[start]

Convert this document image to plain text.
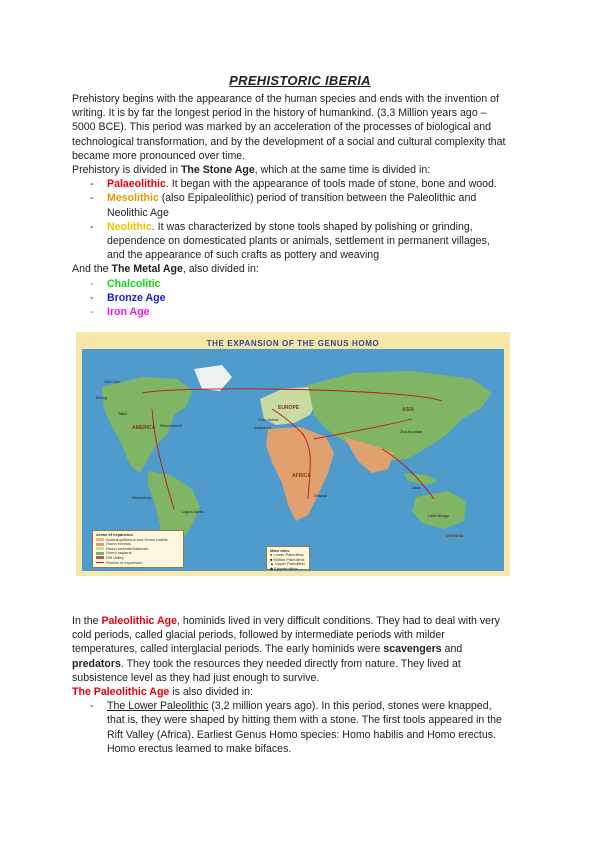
PREHISTORIC IBERIA

Prehistory begins with the appearance of the human species and ends with the invention of

writing. It is by far the longest period in the history of humankind. (3,3 Million years ago –

5000 BCE). This period was marked by an acceleration of the processes of biological and

technological transformation, and by the development of a social and cultural complexity that

became more pronounced over time.

Prehistory is divided in The Stone Age, which at the same time is divided in:

- Palaeolithic. It began with the appearance of tools made of stone, bone and wood.
- Mesolithic (also Epipaleolithic) period of transition between the Paleolithic and
Neolithic Age
- Neolithic. It was characterized by stone tools shaped by polishing or grinding,
dependence on domesticated plants or animals, settlement in permanent villages,
and the appearance of such crafts as pottery and weaving

And the The Metal Age, also divided in:

- Chalcolitic
- Bronze Age
- Iron Age
THE EXPANSION OF THE GENUS HOMO
AFRICA
EUROPE	ASIA
AMERICA
Oceania
Old Crow
Bering
Taber
Meadowcroft
Pikimachay
Gran Dolina
Atapuerca
Olduvai
Zhoukoudian
Java
Lake Mungo
Lagoa Santa
Areas of expansion
Australopithecus and Homo habilis
Homo erectus
Homo neanderthalensis
Homo sapiens
Rift Valley
Routes of expansion
Main sites
● Lower Paleolithic
■ Middle Paleolithic
▲ Upper Paleolithic
◆ Epipaleolithic

In the Paleolithic Age, hominids lived in very difficult conditions. They had to deal with very

cold periods, called glacial periods, followed by intermediate periods with milder

temperatures, called interglacial periods. The early hominids were scavengers and

predators. They took the resources they needed directly from nature. They lived at

subsistence level as they had just enough to survive.

The Paleolithic Age is also divided in:

- The Lower Paleolithic (3,2 million years ago). In this period, stones were knapped,
that is, they were shaped by hitting them with a stone. The first tools appeared in the
Rift Valley (Africa). Earliest Genus Homo species: Homo habilis and Homo erectus.
Homo erectus learned to make bifaces.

[end]

* **Your goal**
Repeat the entries exactly and keep the pictures out of the copy.

* **In response**
Convert this document image to plain text.
PREHISTORIC IBERIA

Prehistory begins with the appearance of the human species and ends with the invention of

writing. It is by far the longest period in the history of humankind. (3,3 Million years ago –

5000 BCE). This period was marked by an acceleration of the processes of biological and

technological transformation, and by the development of a social and cultural complexity that

became more pronounced over time.

Prehistory is divided in The Stone Age, which at the same time is divided in:

- Palaeolithic. It began with the appearance of tools made of stone, bone and wood.
- Mesolithic (also Epipaleolithic) period of transition between the Paleolithic and
Neolithic Age
- Neolithic. It was characterized by stone tools shaped by polishing or grinding,
dependence on domesticated plants or animals, settlement in permanent villages,
and the appearance of such crafts as pottery and weaving

And the The Metal Age, also divided in:

- Chalcolitic
- Bronze Age
- Iron Age
THE EXPANSION OF THE GENUS HOMO
AFRICA
EUROPE	ASIA
AMERICA
Oceania
Old Crow
Bering
Taber
Meadowcroft
Pikimachay
Gran Dolina
Atapuerca
Olduvai
Zhoukoudian
Java
Lake Mungo
Lagoa Santa
Areas of expansion
Australopithecus and Homo habilis
Homo erectus
Homo neanderthalensis
Homo sapiens
Rift Valley
Routes of expansion
Main sites
● Lower Paleolithic
■ Middle Paleolithic
▲ Upper Paleolithic
◆ Epipaleolithic

In the Paleolithic Age, hominids lived in very difficult conditions. They had to deal with very

cold periods, called glacial periods, followed by intermediate periods with milder

temperatures, called interglacial periods. The early hominids were scavengers and

predators. They took the resources they needed directly from nature. They lived at

subsistence level as they had just enough to survive.

The Paleolithic Age is also divided in:

- The Lower Paleolithic (3,2 million years ago). In this period, stones were knapped,
that is, they were shaped by hitting them with a stone. The first tools appeared in the
Rift Valley (Africa). Earliest Genus Homo species: Homo habilis and Homo erectus.
Homo erectus learned to make bifaces.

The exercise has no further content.